=== RECORDS PROVIDED ===

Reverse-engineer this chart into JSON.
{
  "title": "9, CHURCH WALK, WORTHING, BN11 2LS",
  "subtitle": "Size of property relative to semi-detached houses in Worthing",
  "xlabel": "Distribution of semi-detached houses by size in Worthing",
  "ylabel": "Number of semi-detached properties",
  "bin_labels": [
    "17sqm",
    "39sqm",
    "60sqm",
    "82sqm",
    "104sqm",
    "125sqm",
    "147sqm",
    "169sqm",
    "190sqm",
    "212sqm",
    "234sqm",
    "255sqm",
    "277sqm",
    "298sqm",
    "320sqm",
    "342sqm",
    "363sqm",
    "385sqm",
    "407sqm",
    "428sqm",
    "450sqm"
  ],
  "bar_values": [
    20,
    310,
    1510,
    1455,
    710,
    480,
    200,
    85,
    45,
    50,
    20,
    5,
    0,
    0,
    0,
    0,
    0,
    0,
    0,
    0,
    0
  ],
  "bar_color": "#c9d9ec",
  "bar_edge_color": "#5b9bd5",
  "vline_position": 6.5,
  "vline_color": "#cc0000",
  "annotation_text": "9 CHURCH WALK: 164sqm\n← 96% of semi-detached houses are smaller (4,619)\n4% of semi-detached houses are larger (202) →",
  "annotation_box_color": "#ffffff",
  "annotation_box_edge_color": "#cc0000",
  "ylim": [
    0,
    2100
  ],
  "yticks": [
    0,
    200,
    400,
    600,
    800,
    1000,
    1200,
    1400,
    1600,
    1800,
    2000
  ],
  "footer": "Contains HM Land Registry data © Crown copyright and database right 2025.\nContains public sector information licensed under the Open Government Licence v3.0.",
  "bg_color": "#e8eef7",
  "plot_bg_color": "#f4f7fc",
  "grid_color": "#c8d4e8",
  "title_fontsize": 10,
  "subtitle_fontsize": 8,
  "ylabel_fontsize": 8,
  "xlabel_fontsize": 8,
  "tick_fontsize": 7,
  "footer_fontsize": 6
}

===

• GIVEN TASK
Reproduce the records above exactly as they appear.

• SOLUTION TO THE PROBLEM
Reverse-engineer this chart into JSON.
{
  "title": "9, CHURCH WALK, WORTHING, BN11 2LS",
  "subtitle": "Size of property relative to semi-detached houses in Worthing",
  "xlabel": "Distribution of semi-detached houses by size in Worthing",
  "ylabel": "Number of semi-detached properties",
  "bin_labels": [
    "17sqm",
    "39sqm",
    "60sqm",
    "82sqm",
    "104sqm",
    "125sqm",
    "147sqm",
    "169sqm",
    "190sqm",
    "212sqm",
    "234sqm",
    "255sqm",
    "277sqm",
    "298sqm",
    "320sqm",
    "342sqm",
    "363sqm",
    "385sqm",
    "407sqm",
    "428sqm",
    "450sqm"
  ],
  "bar_values": [
    20,
    310,
    1510,
    1455,
    710,
    480,
    200,
    85,
    45,
    50,
    20,
    5,
    0,
    0,
    0,
    0,
    0,
    0,
    0,
    0,
    0
  ],
  "bar_color": "#c9d9ec",
  "bar_edge_color": "#5b9bd5",
  "vline_position": 6.5,
  "vline_color": "#cc0000",
  "annotation_text": "9 CHURCH WALK: 164sqm\n← 96% of semi-detached houses are smaller (4,619)\n4% of semi-detached houses are larger (202) →",
  "annotation_box_color": "#ffffff",
  "annotation_box_edge_color": "#cc0000",
  "ylim": [
    0,
    2100
  ],
  "yticks": [
    0,
    200,
    400,
    600,
    800,
    1000,
    1200,
    1400,
    1600,
    1800,
    2000
  ],
  "footer": "Contains HM Land Registry data © Crown copyright and database right 2025.\nContains public sector information licensed under the Open Government Licence v3.0.",
  "bg_color": "#e8eef7",
  "plot_bg_color": "#f4f7fc",
  "grid_color": "#c8d4e8",
  "title_fontsize": 10,
  "subtitle_fontsize": 8,
  "ylabel_fontsize": 8,
  "xlabel_fontsize": 8,
  "tick_fontsize": 7,
  "footer_fontsize": 6
}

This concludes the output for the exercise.